[Start Input records]

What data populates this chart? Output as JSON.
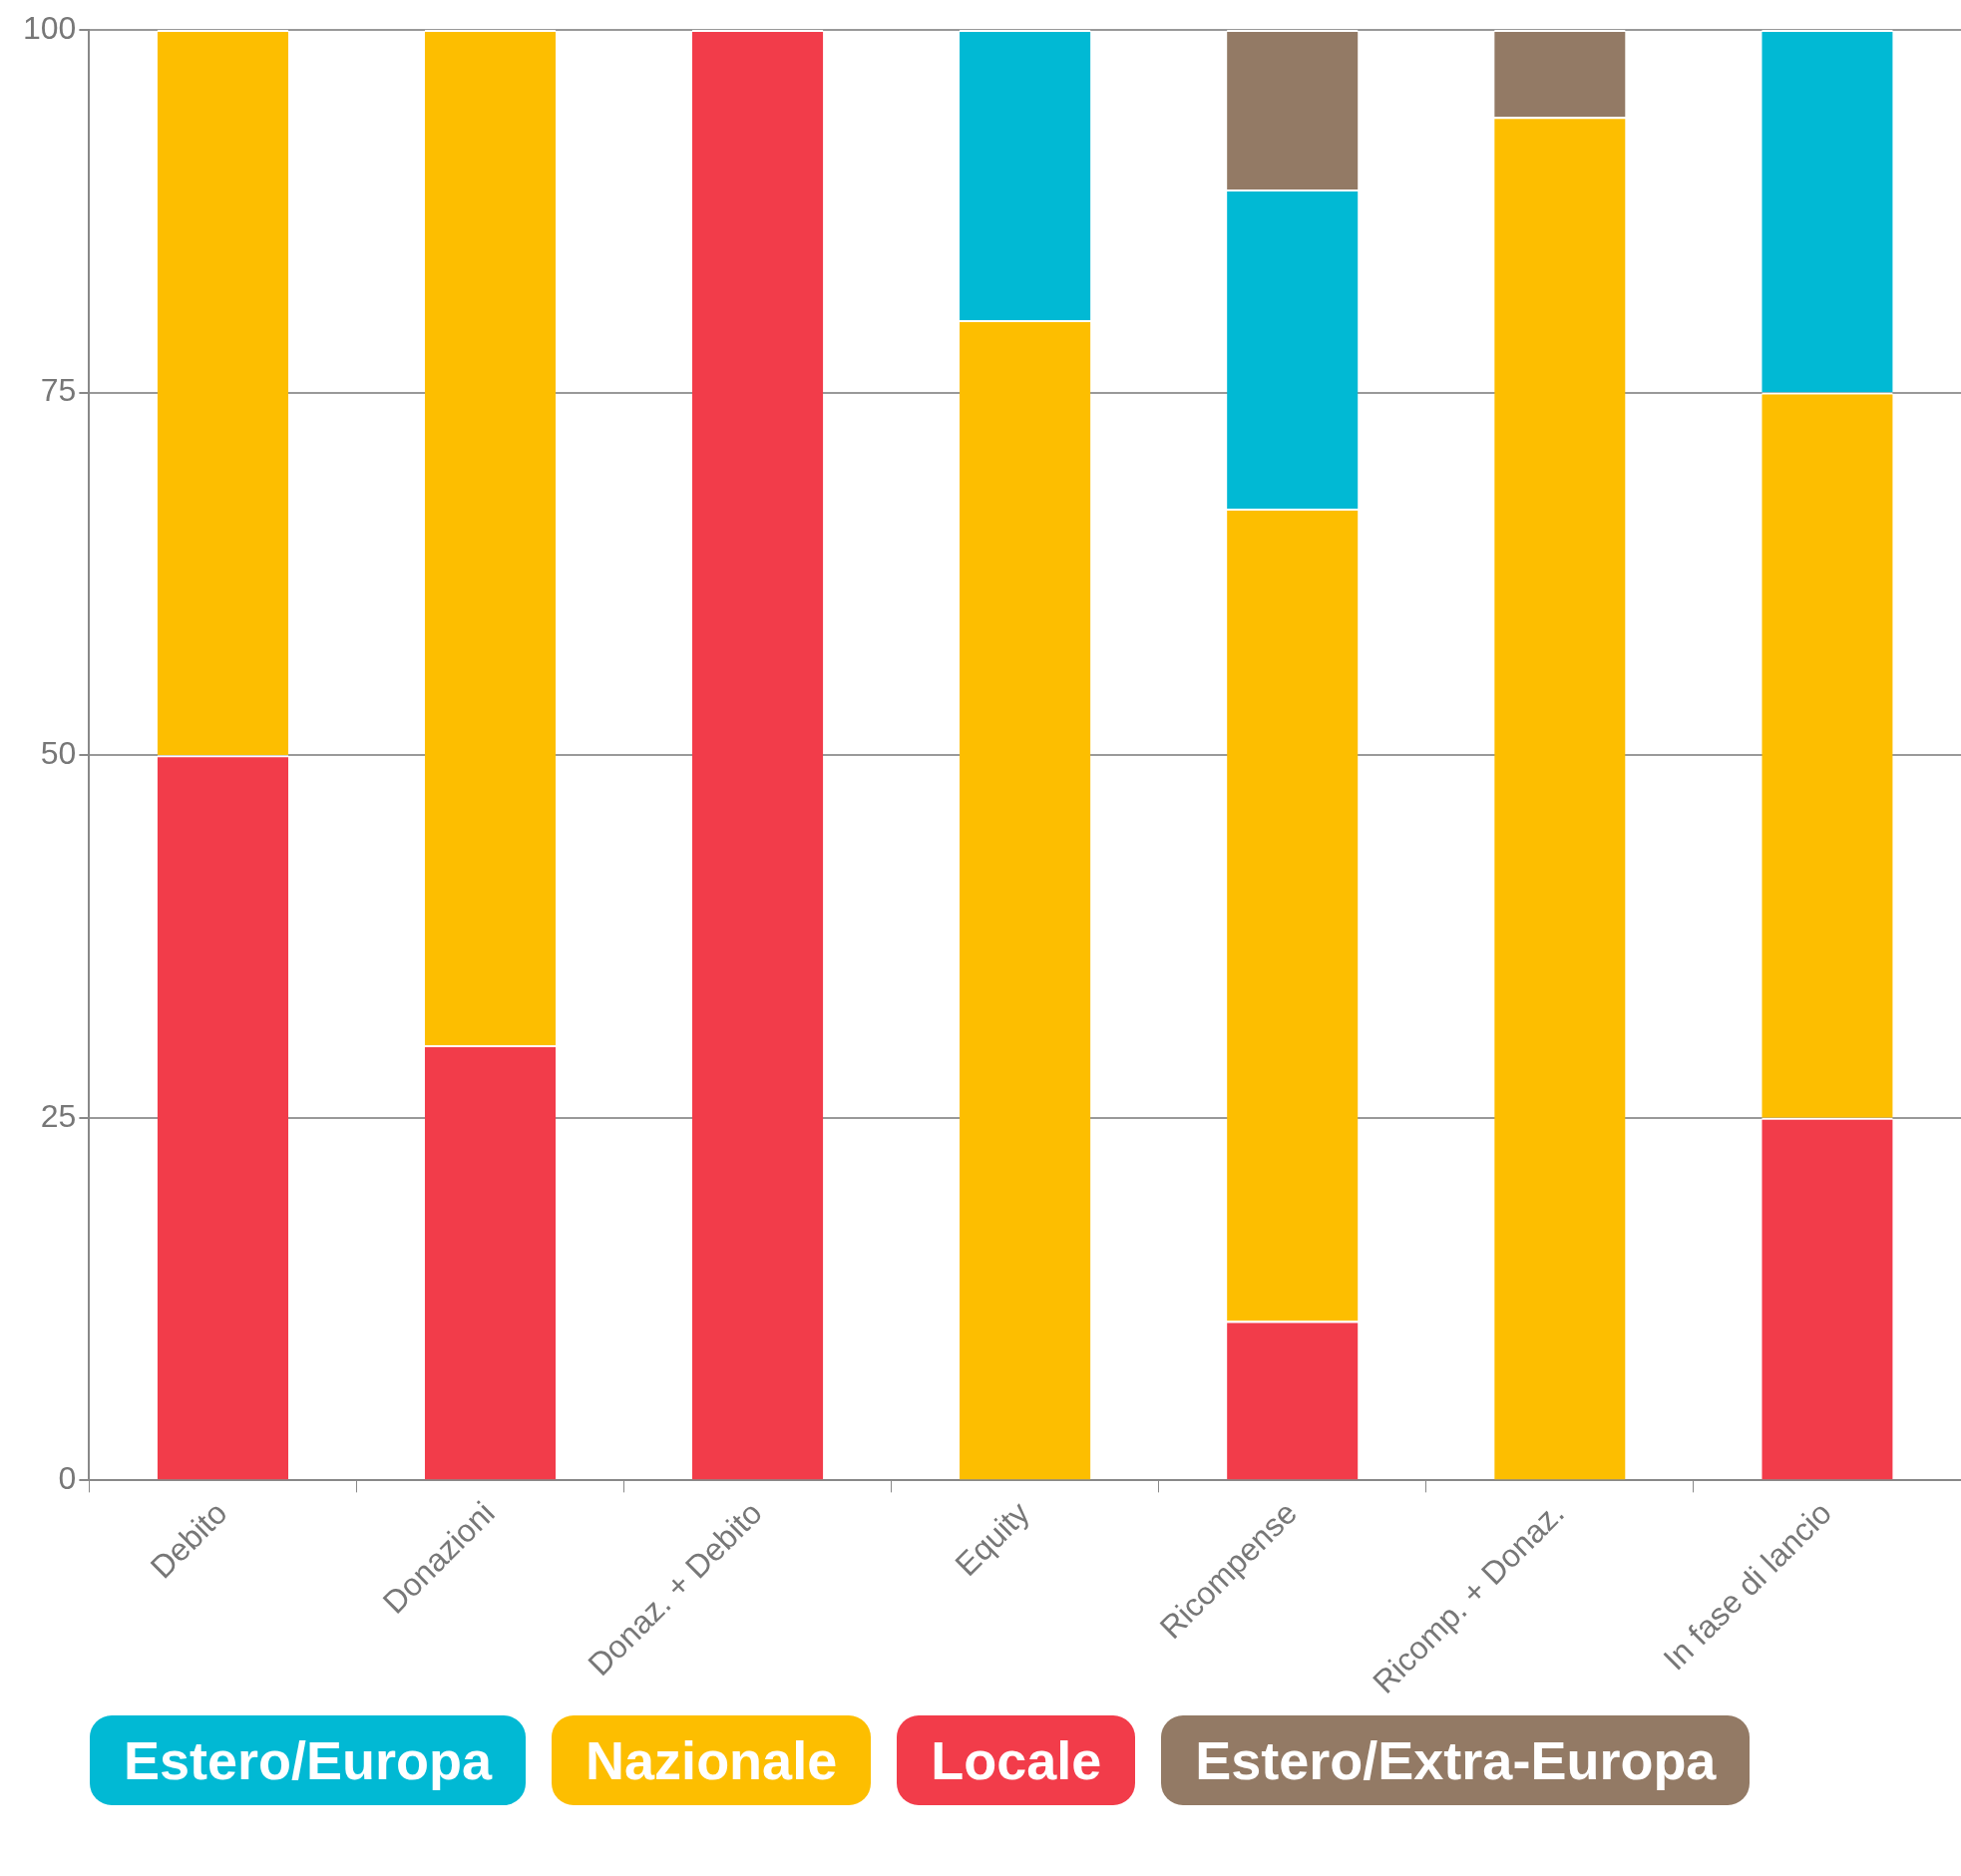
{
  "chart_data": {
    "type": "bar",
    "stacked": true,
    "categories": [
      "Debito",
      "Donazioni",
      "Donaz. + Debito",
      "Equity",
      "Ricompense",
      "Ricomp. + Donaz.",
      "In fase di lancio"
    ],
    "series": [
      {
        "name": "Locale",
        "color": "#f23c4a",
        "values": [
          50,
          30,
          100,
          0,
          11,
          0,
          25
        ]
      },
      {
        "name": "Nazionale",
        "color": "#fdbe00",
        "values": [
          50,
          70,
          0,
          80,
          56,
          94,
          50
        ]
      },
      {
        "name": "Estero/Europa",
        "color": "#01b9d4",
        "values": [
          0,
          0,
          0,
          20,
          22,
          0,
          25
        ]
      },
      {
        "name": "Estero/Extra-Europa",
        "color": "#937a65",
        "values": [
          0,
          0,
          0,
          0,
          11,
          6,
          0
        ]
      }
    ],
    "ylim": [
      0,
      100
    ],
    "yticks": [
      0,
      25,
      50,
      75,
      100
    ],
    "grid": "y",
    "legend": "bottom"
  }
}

[End Input records]
[Start Input records]

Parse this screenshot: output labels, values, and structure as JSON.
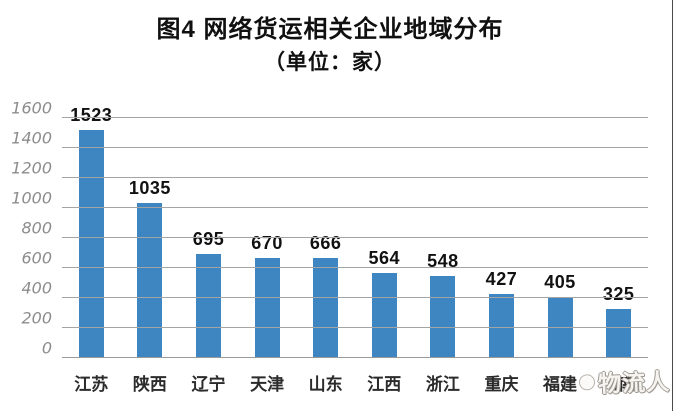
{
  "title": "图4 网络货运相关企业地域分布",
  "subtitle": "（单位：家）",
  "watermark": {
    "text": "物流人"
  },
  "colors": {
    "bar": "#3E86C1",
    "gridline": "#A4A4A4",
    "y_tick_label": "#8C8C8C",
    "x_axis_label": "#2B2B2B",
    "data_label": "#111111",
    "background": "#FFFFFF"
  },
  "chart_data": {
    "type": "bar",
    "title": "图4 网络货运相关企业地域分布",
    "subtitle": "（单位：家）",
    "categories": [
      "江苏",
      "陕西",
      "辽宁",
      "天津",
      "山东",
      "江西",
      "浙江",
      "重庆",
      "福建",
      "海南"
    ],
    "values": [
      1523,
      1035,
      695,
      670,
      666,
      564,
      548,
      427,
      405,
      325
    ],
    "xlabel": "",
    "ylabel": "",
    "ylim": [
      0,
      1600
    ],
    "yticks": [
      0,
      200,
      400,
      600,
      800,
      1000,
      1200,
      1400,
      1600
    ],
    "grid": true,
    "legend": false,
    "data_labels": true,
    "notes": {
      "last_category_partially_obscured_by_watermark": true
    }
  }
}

[End Input records]

§ Objective
In the lines above, find each one with "网络货运相关企业地域分布" and list it.

§ The reply
  "title": "图4 网络货运相关企业地域分布",
    "title": "图4 网络货运相关企业地域分布",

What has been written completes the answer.